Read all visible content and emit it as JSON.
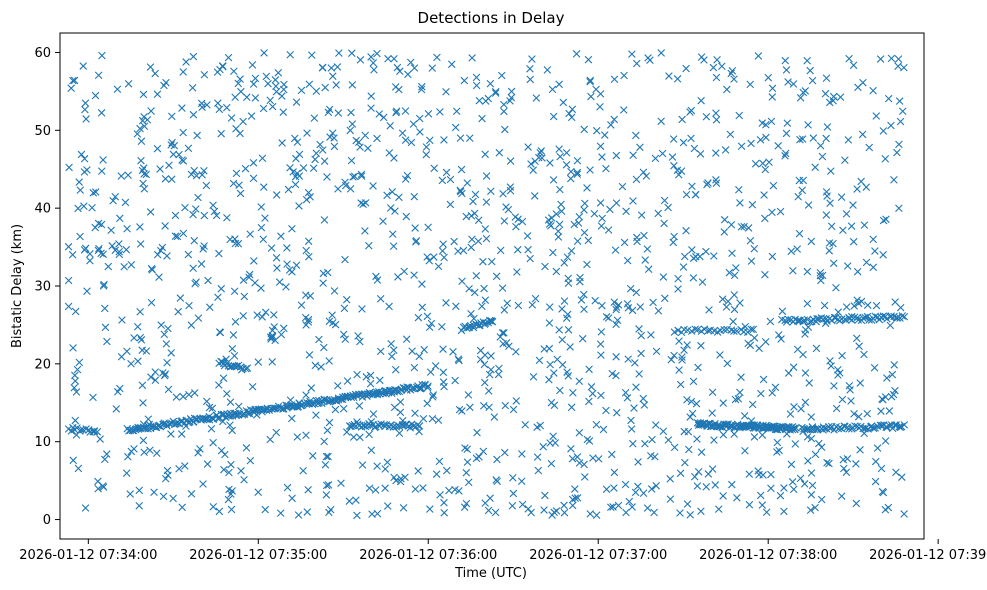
{
  "chart_data": {
    "type": "scatter",
    "title": "Detections in Delay",
    "xlabel": "Time (UTC)",
    "ylabel": "Bistatic Delay (km)",
    "xlim": [
      "2026-01-12 07:33:50",
      "2026-01-12 07:38:55"
    ],
    "ylim": [
      -2.5,
      62.5
    ],
    "xticks": [
      "2026-01-12 07:34:00",
      "2026-01-12 07:35:00",
      "2026-01-12 07:36:00",
      "2026-01-12 07:37:00",
      "2026-01-12 07:38:00",
      "2026-01-12 07:39:00"
    ],
    "yticks": [
      0,
      10,
      20,
      30,
      40,
      50,
      60
    ],
    "marker": "x",
    "color": "#1f77b4",
    "grid": false,
    "tracks": [
      {
        "t_start": "2026-01-12 07:33:53",
        "t_end": "2026-01-12 07:34:03",
        "delay_start": 11.6,
        "delay_end": 11.4,
        "points": 14
      },
      {
        "t_start": "2026-01-12 07:34:14",
        "t_end": "2026-01-12 07:36:00",
        "delay_start": 11.5,
        "delay_end": 17.2,
        "points": 220
      },
      {
        "t_start": "2026-01-12 07:34:46",
        "t_end": "2026-01-12 07:34:56",
        "delay_start": 20.2,
        "delay_end": 19.3,
        "points": 18
      },
      {
        "t_start": "2026-01-12 07:35:32",
        "t_end": "2026-01-12 07:35:57",
        "delay_start": 12.1,
        "delay_end": 12.0,
        "points": 40
      },
      {
        "t_start": "2026-01-12 07:36:12",
        "t_end": "2026-01-12 07:36:23",
        "delay_start": 24.5,
        "delay_end": 25.5,
        "points": 22
      },
      {
        "t_start": "2026-01-12 07:37:27",
        "t_end": "2026-01-12 07:37:55",
        "delay_start": 24.2,
        "delay_end": 24.3,
        "points": 25
      },
      {
        "t_start": "2026-01-12 07:37:35",
        "t_end": "2026-01-12 07:38:10",
        "delay_start": 12.2,
        "delay_end": 11.7,
        "points": 110
      },
      {
        "t_start": "2026-01-12 07:38:05",
        "t_end": "2026-01-12 07:38:48",
        "delay_start": 25.5,
        "delay_end": 26.0,
        "points": 60
      },
      {
        "t_start": "2026-01-12 07:38:12",
        "t_end": "2026-01-12 07:38:48",
        "delay_start": 11.6,
        "delay_end": 12.0,
        "points": 55
      }
    ],
    "background_clutter": {
      "t_range": [
        "2026-01-12 07:33:53",
        "2026-01-12 07:38:48"
      ],
      "delay_range": [
        0.5,
        60
      ],
      "points": 1500
    }
  }
}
+++
*TASK GOAL*
Strip out the images, then output the records above word for word.

*RESULT*
Read all visible content and emit it as JSON.
{
  "chart_data": {
    "type": "scatter",
    "title": "Detections in Delay",
    "xlabel": "Time (UTC)",
    "ylabel": "Bistatic Delay (km)",
    "xlim": [
      "2026-01-12 07:33:50",
      "2026-01-12 07:38:55"
    ],
    "ylim": [
      -2.5,
      62.5
    ],
    "xticks": [
      "2026-01-12 07:34:00",
      "2026-01-12 07:35:00",
      "2026-01-12 07:36:00",
      "2026-01-12 07:37:00",
      "2026-01-12 07:38:00",
      "2026-01-12 07:39:00"
    ],
    "yticks": [
      0,
      10,
      20,
      30,
      40,
      50,
      60
    ],
    "marker": "x",
    "color": "#1f77b4",
    "grid": false,
    "tracks": [
      {
        "t_start": "2026-01-12 07:33:53",
        "t_end": "2026-01-12 07:34:03",
        "delay_start": 11.6,
        "delay_end": 11.4,
        "points": 14
      },
      {
        "t_start": "2026-01-12 07:34:14",
        "t_end": "2026-01-12 07:36:00",
        "delay_start": 11.5,
        "delay_end": 17.2,
        "points": 220
      },
      {
        "t_start": "2026-01-12 07:34:46",
        "t_end": "2026-01-12 07:34:56",
        "delay_start": 20.2,
        "delay_end": 19.3,
        "points": 18
      },
      {
        "t_start": "2026-01-12 07:35:32",
        "t_end": "2026-01-12 07:35:57",
        "delay_start": 12.1,
        "delay_end": 12.0,
        "points": 40
      },
      {
        "t_start": "2026-01-12 07:36:12",
        "t_end": "2026-01-12 07:36:23",
        "delay_start": 24.5,
        "delay_end": 25.5,
        "points": 22
      },
      {
        "t_start": "2026-01-12 07:37:27",
        "t_end": "2026-01-12 07:37:55",
        "delay_start": 24.2,
        "delay_end": 24.3,
        "points": 25
      },
      {
        "t_start": "2026-01-12 07:37:35",
        "t_end": "2026-01-12 07:38:10",
        "delay_start": 12.2,
        "delay_end": 11.7,
        "points": 110
      },
      {
        "t_start": "2026-01-12 07:38:05",
        "t_end": "2026-01-12 07:38:48",
        "delay_start": 25.5,
        "delay_end": 26.0,
        "points": 60
      },
      {
        "t_start": "2026-01-12 07:38:12",
        "t_end": "2026-01-12 07:38:48",
        "delay_start": 11.6,
        "delay_end": 12.0,
        "points": 55
      }
    ],
    "background_clutter": {
      "t_range": [
        "2026-01-12 07:33:53",
        "2026-01-12 07:38:48"
      ],
      "delay_range": [
        0.5,
        60
      ],
      "points": 1500
    }
  }
}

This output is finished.